§ INSTRUCTIONS FOR THE TASK:
Extract the whole listing as it stands. Do not include the pictures.

§ EXERCISE MATERIAL:
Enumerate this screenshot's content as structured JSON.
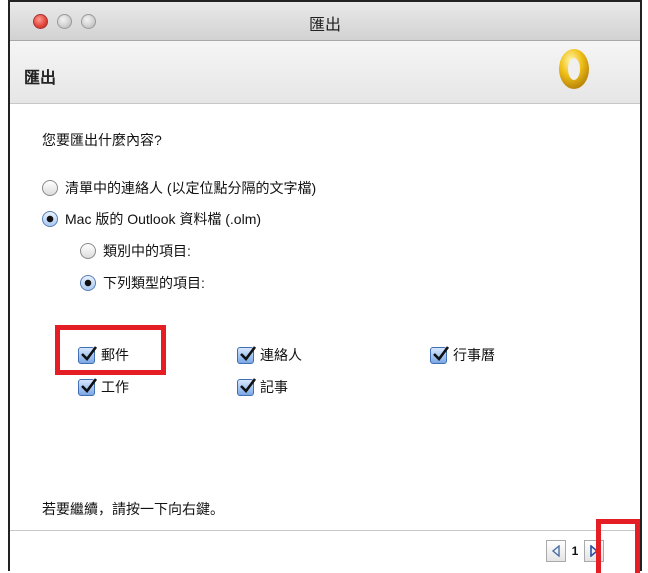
{
  "window": {
    "title": "匯出"
  },
  "header": {
    "title": "匯出",
    "logo_icon": "outlook-icon"
  },
  "question": "您要匯出什麼內容?",
  "options": [
    {
      "label": "清單中的連絡人 (以定位點分隔的文字檔)",
      "selected": false
    },
    {
      "label": "Mac 版的 Outlook 資料檔 (.olm)",
      "selected": true
    }
  ],
  "sub_options": [
    {
      "label": "類別中的項目:",
      "selected": false
    },
    {
      "label": "下列類型的項目:",
      "selected": true
    }
  ],
  "item_types": [
    {
      "label": "郵件",
      "checked": true
    },
    {
      "label": "連絡人",
      "checked": true
    },
    {
      "label": "行事曆",
      "checked": true
    },
    {
      "label": "工作",
      "checked": true
    },
    {
      "label": "記事",
      "checked": true
    }
  ],
  "footer": {
    "instruction": "若要繼續，請按一下向右鍵。",
    "page": "1"
  },
  "colors": {
    "highlight": "#e51e25",
    "accent": "#3f6fb2"
  }
}
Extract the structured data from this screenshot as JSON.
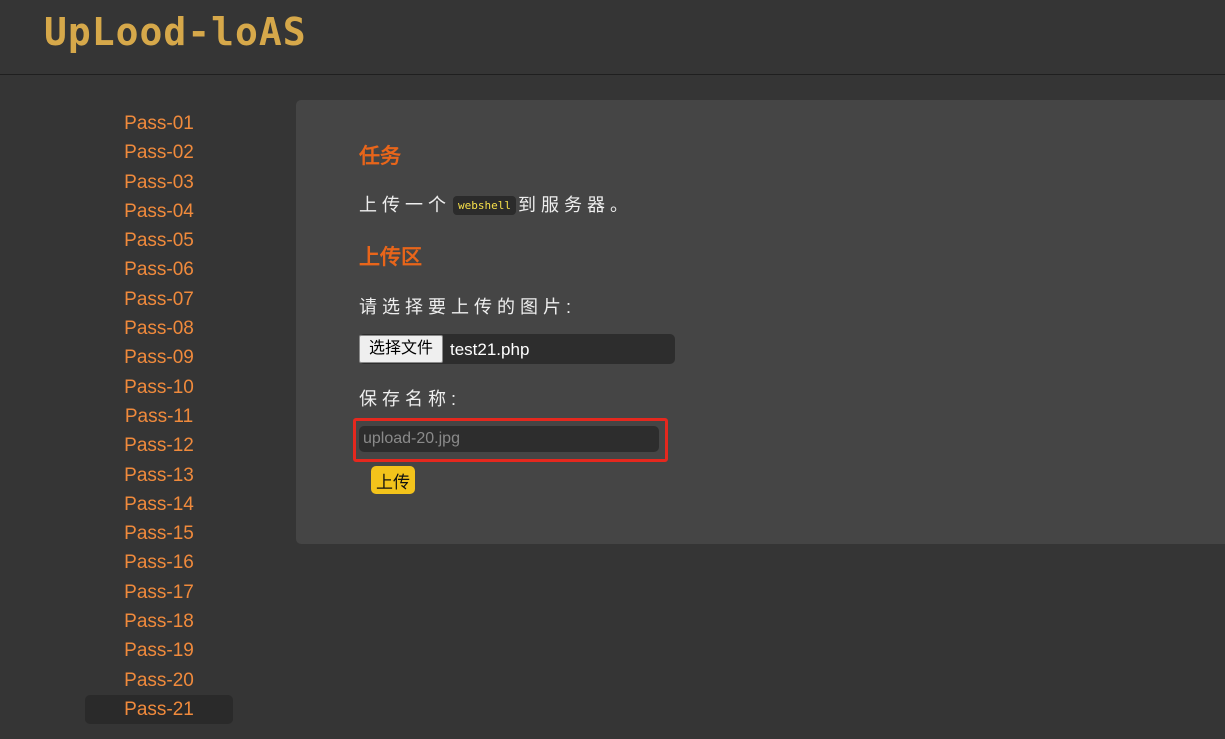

§ RESPONSE TO THIS TASK:
Enumerate this screenshot's content as structured JSON.
{
  "window": {
    "title": "匯出"
  },
  "header": {
    "title": "匯出",
    "logo_icon": "outlook-icon"
  },
  "question": "您要匯出什麼內容?",
  "options": [
    {
      "label": "清單中的連絡人 (以定位點分隔的文字檔)",
      "selected": false
    },
    {
      "label": "Mac 版的 Outlook 資料檔 (.olm)",
      "selected": true
    }
  ],
  "sub_options": [
    {
      "label": "類別中的項目:",
      "selected": false
    },
    {
      "label": "下列類型的項目:",
      "selected": true
    }
  ],
  "item_types": [
    {
      "label": "郵件",
      "checked": true
    },
    {
      "label": "連絡人",
      "checked": true
    },
    {
      "label": "行事曆",
      "checked": true
    },
    {
      "label": "工作",
      "checked": true
    },
    {
      "label": "記事",
      "checked": true
    }
  ],
  "footer": {
    "instruction": "若要繼續，請按一下向右鍵。",
    "page": "1"
  },
  "colors": {
    "highlight": "#e51e25",
    "accent": "#3f6fb2"
  }
}
Extract the structured data from this screenshot as JSON.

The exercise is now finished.